* [Task]: Please copy all the lines that follow, word for word.
════════
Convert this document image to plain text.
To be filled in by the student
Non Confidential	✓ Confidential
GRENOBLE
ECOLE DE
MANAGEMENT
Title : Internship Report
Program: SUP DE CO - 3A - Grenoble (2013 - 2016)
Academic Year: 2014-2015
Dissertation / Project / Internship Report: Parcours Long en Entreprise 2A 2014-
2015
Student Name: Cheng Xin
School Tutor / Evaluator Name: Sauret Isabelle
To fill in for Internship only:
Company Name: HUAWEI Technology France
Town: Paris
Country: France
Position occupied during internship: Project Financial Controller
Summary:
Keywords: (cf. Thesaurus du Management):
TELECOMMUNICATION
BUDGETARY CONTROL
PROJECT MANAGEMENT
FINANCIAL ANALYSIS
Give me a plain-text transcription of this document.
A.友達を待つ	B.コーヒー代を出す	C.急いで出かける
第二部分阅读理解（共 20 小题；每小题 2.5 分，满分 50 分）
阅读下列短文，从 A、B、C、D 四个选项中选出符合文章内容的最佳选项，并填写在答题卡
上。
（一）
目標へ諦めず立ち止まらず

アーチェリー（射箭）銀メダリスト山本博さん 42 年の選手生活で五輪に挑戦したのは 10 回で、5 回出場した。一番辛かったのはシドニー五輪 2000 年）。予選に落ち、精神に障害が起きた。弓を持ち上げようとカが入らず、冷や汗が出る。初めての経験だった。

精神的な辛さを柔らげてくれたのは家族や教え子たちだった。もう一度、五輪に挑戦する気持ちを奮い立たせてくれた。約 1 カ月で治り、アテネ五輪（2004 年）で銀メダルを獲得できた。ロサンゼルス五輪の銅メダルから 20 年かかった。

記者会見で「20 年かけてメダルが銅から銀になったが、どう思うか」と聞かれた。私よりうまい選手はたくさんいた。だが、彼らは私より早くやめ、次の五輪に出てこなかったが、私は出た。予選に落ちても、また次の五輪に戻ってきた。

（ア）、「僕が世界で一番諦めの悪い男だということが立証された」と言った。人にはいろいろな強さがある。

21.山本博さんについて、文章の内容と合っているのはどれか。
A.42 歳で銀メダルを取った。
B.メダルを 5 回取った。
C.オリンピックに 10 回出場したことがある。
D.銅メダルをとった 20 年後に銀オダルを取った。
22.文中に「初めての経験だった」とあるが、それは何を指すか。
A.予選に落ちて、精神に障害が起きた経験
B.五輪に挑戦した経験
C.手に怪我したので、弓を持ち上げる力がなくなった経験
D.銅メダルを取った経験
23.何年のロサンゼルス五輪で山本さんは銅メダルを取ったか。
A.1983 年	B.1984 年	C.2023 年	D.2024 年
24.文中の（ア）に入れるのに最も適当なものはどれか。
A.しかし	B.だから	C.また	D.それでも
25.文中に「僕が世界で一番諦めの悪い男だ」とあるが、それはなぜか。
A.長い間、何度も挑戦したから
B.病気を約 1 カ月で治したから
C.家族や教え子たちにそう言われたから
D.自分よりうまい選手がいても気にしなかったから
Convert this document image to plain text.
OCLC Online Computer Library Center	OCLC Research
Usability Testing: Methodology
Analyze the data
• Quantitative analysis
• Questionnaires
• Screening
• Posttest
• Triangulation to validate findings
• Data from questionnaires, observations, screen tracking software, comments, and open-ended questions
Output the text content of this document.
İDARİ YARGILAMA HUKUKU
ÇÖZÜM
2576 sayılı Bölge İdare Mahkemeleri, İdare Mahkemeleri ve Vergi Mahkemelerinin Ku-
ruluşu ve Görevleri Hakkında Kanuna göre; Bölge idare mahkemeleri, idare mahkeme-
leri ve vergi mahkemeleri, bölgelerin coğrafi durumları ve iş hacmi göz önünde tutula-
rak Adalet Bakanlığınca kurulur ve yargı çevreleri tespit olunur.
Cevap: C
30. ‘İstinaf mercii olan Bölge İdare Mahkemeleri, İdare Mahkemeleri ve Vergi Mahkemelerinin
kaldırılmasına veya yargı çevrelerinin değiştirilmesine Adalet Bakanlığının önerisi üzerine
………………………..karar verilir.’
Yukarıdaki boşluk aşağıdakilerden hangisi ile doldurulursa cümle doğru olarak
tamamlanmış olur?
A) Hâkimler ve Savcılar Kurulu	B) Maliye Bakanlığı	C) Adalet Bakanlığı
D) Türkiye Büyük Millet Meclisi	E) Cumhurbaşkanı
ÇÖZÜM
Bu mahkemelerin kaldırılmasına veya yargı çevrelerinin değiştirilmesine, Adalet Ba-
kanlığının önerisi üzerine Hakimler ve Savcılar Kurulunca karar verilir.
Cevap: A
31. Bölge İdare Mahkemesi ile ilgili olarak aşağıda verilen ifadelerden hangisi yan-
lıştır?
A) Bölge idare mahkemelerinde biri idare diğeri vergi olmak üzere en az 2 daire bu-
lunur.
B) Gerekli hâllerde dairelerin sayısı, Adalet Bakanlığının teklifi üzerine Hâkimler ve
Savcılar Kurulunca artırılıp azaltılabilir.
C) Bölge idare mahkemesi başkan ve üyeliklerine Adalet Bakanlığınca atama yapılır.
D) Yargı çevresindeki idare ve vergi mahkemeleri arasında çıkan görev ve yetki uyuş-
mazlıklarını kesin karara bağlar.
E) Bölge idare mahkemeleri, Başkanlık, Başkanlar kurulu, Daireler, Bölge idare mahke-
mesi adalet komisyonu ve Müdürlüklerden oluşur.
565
════════
* [Solution to the exercise]:
Convert this document image to plain text.
To be filled in by the student
Non Confidential	✓ Confidential
GRENOBLE
ECOLE DE
MANAGEMENT
Title : Internship Report
Program: SUP DE CO - 3A - Grenoble (2013 - 2016)
Academic Year: 2014-2015
Dissertation / Project / Internship Report: Parcours Long en Entreprise 2A 2014-
2015
Student Name: Cheng Xin
School Tutor / Evaluator Name: Sauret Isabelle
To fill in for Internship only:
Company Name: HUAWEI Technology France
Town: Paris
Country: France
Position occupied during internship: Project Financial Controller
Summary:
Keywords: (cf. Thesaurus du Management):
TELECOMMUNICATION
BUDGETARY CONTROL
PROJECT MANAGEMENT
FINANCIAL ANALYSIS
Give me a plain-text transcription of this document.
A.友達を待つ	B.コーヒー代を出す	C.急いで出かける
第二部分阅读理解（共 20 小题；每小题 2.5 分，满分 50 分）
阅读下列短文，从 A、B、C、D 四个选项中选出符合文章内容的最佳选项，并填写在答题卡
上。
（一）
目標へ諦めず立ち止まらず

アーチェリー（射箭）銀メダリスト山本博さん 42 年の選手生活で五輪に挑戦したのは 10 回で、5 回出場した。一番辛かったのはシドニー五輪 2000 年）。予選に落ち、精神に障害が起きた。弓を持ち上げようとカが入らず、冷や汗が出る。初めての経験だった。

精神的な辛さを柔らげてくれたのは家族や教え子たちだった。もう一度、五輪に挑戦する気持ちを奮い立たせてくれた。約 1 カ月で治り、アテネ五輪（2004 年）で銀メダルを獲得できた。ロサンゼルス五輪の銅メダルから 20 年かかった。

記者会見で「20 年かけてメダルが銅から銀になったが、どう思うか」と聞かれた。私よりうまい選手はたくさんいた。だが、彼らは私より早くやめ、次の五輪に出てこなかったが、私は出た。予選に落ちても、また次の五輪に戻ってきた。

（ア）、「僕が世界で一番諦めの悪い男だということが立証された」と言った。人にはいろいろな強さがある。

21.山本博さんについて、文章の内容と合っているのはどれか。
A.42 歳で銀メダルを取った。
B.メダルを 5 回取った。
C.オリンピックに 10 回出場したことがある。
D.銅メダルをとった 20 年後に銀オダルを取った。
22.文中に「初めての経験だった」とあるが、それは何を指すか。
A.予選に落ちて、精神に障害が起きた経験
B.五輪に挑戦した経験
C.手に怪我したので、弓を持ち上げる力がなくなった経験
D.銅メダルを取った経験
23.何年のロサンゼルス五輪で山本さんは銅メダルを取ったか。
A.1983 年	B.1984 年	C.2023 年	D.2024 年
24.文中の（ア）に入れるのに最も適当なものはどれか。
A.しかし	B.だから	C.また	D.それでも
25.文中に「僕が世界で一番諦めの悪い男だ」とあるが、それはなぜか。
A.長い間、何度も挑戦したから
B.病気を約 1 カ月で治したから
C.家族や教え子たちにそう言われたから
D.自分よりうまい選手がいても気にしなかったから
Convert this document image to plain text.
OCLC Online Computer Library Center	OCLC Research
Usability Testing: Methodology
Analyze the data
• Quantitative analysis
• Questionnaires
• Screening
• Posttest
• Triangulation to validate findings
• Data from questionnaires, observations, screen tracking software, comments, and open-ended questions
Output the text content of this document.
İDARİ YARGILAMA HUKUKU
ÇÖZÜM
2576 sayılı Bölge İdare Mahkemeleri, İdare Mahkemeleri ve Vergi Mahkemelerinin Ku-
ruluşu ve Görevleri Hakkında Kanuna göre; Bölge idare mahkemeleri, idare mahkeme-
leri ve vergi mahkemeleri, bölgelerin coğrafi durumları ve iş hacmi göz önünde tutula-
rak Adalet Bakanlığınca kurulur ve yargı çevreleri tespit olunur.
Cevap: C
30. ‘İstinaf mercii olan Bölge İdare Mahkemeleri, İdare Mahkemeleri ve Vergi Mahkemelerinin
kaldırılmasına veya yargı çevrelerinin değiştirilmesine Adalet Bakanlığının önerisi üzerine
………………………..karar verilir.’
Yukarıdaki boşluk aşağıdakilerden hangisi ile doldurulursa cümle doğru olarak
tamamlanmış olur?
A) Hâkimler ve Savcılar Kurulu	B) Maliye Bakanlığı	C) Adalet Bakanlığı
D) Türkiye Büyük Millet Meclisi	E) Cumhurbaşkanı
ÇÖZÜM
Bu mahkemelerin kaldırılmasına veya yargı çevrelerinin değiştirilmesine, Adalet Ba-
kanlığının önerisi üzerine Hakimler ve Savcılar Kurulunca karar verilir.
Cevap: A
31. Bölge İdare Mahkemesi ile ilgili olarak aşağıda verilen ifadelerden hangisi yan-
lıştır?
A) Bölge idare mahkemelerinde biri idare diğeri vergi olmak üzere en az 2 daire bu-
lunur.
B) Gerekli hâllerde dairelerin sayısı, Adalet Bakanlığının teklifi üzerine Hâkimler ve
Savcılar Kurulunca artırılıp azaltılabilir.
C) Bölge idare mahkemesi başkan ve üyeliklerine Adalet Bakanlığınca atama yapılır.
D) Yargı çevresindeki idare ve vergi mahkemeleri arasında çıkan görev ve yetki uyuş-
mazlıklarını kesin karara bağlar.
E) Bölge idare mahkemeleri, Başkanlık, Başkanlar kurulu, Daireler, Bölge idare mahke-
mesi adalet komisyonu ve Müdürlüklerden oluşur.
565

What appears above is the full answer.